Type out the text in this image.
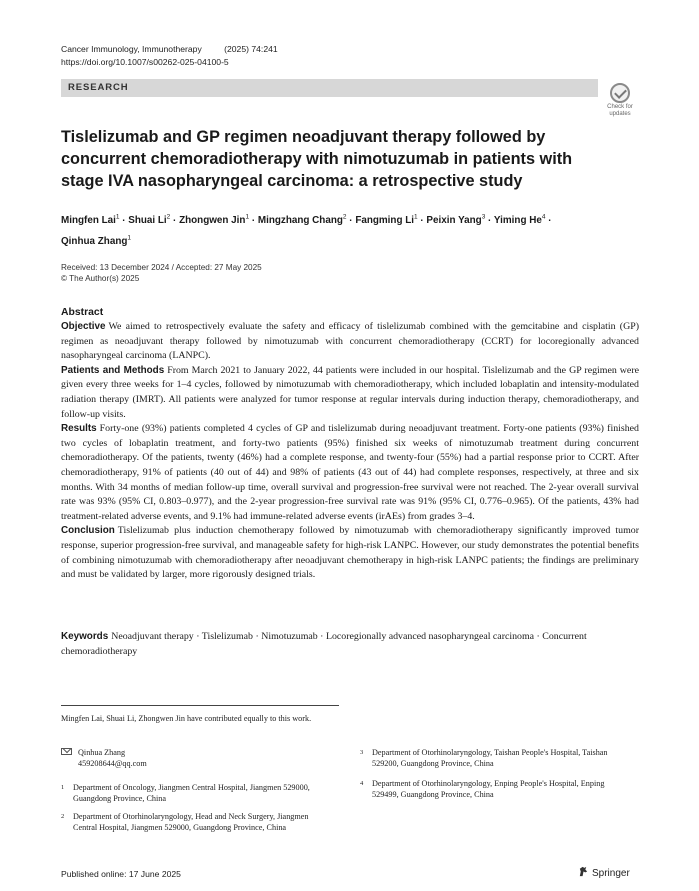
Cancer Immunology, Immunotherapy	(2025) 74:241
https://doi.org/10.1007/s00262-025-04100-5
RESEARCH
Check for
updates
Tislelizumab and GP regimen neoadjuvant therapy followed by concurrent chemoradiotherapy with nimotuzumab in patients with stage IVA nasopharyngeal carcinoma: a retrospective study
Mingfen Lai$^1$ · Shuai $Li^2$ · Zhongwen Jin$^1$ · Mingzhang Chang$^2$ · Fangming $Li^1$ · Peixin Yang$^3$ · Yiming $He^4$ ·
Qinhua Zhang$^1$
Received: 13 December 2024 / Accepted: 27 May 2025
© The Author(s) 2025
Abstract

Objective We aimed to retrospectively evaluate the safety and efficacy of tislelizumab combined with the gemcitabine and cisplatin (GP) regimen as neoadjuvant therapy followed by nimotuzumab with concurrent chemoradiotherapy (CCRT) for locoregionally advanced nasopharyngeal carcinoma (LANPC).

Patients and Methods From March 2021 to January 2022, 44 patients were included in our hospital. Tislelizumab and the GP regimen were given every three weeks for 1–4 cycles, followed by nimotuzumab with chemoradiotherapy, which included lobaplatin and intensity-modulated radiation therapy (IMRT). All patients were analyzed for tumor response at regular intervals during induction therapy, chemoradiotherapy, and follow-up visits.

Results Forty-one (93%) patients completed 4 cycles of GP and tislelizumab during neoadjuvant treatment. Forty-one patients (93%) finished two cycles of lobaplatin treatment, and forty-two patients (95%) finished six weeks of nimotuzumab treatment during concurrent chemoradiotherapy. Of the patients, twenty (46%) had a complete response, and twenty-four (55%) had a partial response prior to CCRT. After chemoradiotherapy, 91% of patients (40 out of 44) and 98% of patients (43 out of 44) had complete responses, respectively, at three and six months. With 34 months of median follow-up time, overall survival and progression-free survival were not reached. The 2-year overall survival rate was 93% (95% CI, 0.803–0.977), and the 2-year progression-free survival rate was 91% (95% CI, 0.776–0.965). Of the patients, 43% had treatment-related adverse events, and 9.1% had immune-related adverse events (irAEs) from grades 3–4.

Conclusion Tislelizumab plus induction chemotherapy followed by nimotuzumab with chemoradiotherapy significantly improved tumor response, superior progression-free survival, and manageable safety for high-risk LANPC. However, our study demonstrates the potential benefits of combining nimotuzumab with chemoradiotherapy after neoadjuvant chemotherapy in high-risk LANPC patients; the findings are preliminary and must be validated by larger, more rigorously designed trials.

Keywords Neoadjuvant therapy · Tislelizumab · Nimotuzumab · Locoregionally advanced nasopharyngeal carcinoma · Concurrent chemoradiotherapy
Mingfen Lai, Shuai Li, Zhongwen Jin have contributed equally to this work.
Qinhua Zhang
459208644@qq.com
1 Department of Oncology, Jiangmen Central Hospital, Jiangmen 529000, Guangdong Province, China
2 Department of Otorhinolaryngology, Head and Neck Surgery, Jiangmen Central Hospital, Jiangmen 529000, Guangdong Province, China
3 Department of Otorhinolaryngology, Taishan People's Hospital, Taishan 529200, Guangdong Province, China
4 Department of Otorhinolaryngology, Enping People's Hospital, Enping 529499, Guangdong Province, China
Published online: 17 June 2025	Springer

----------------------------------------

Give the count of lines in the data that contain the word "Mingfen", and write nothing besides it.

Your response ▸ 2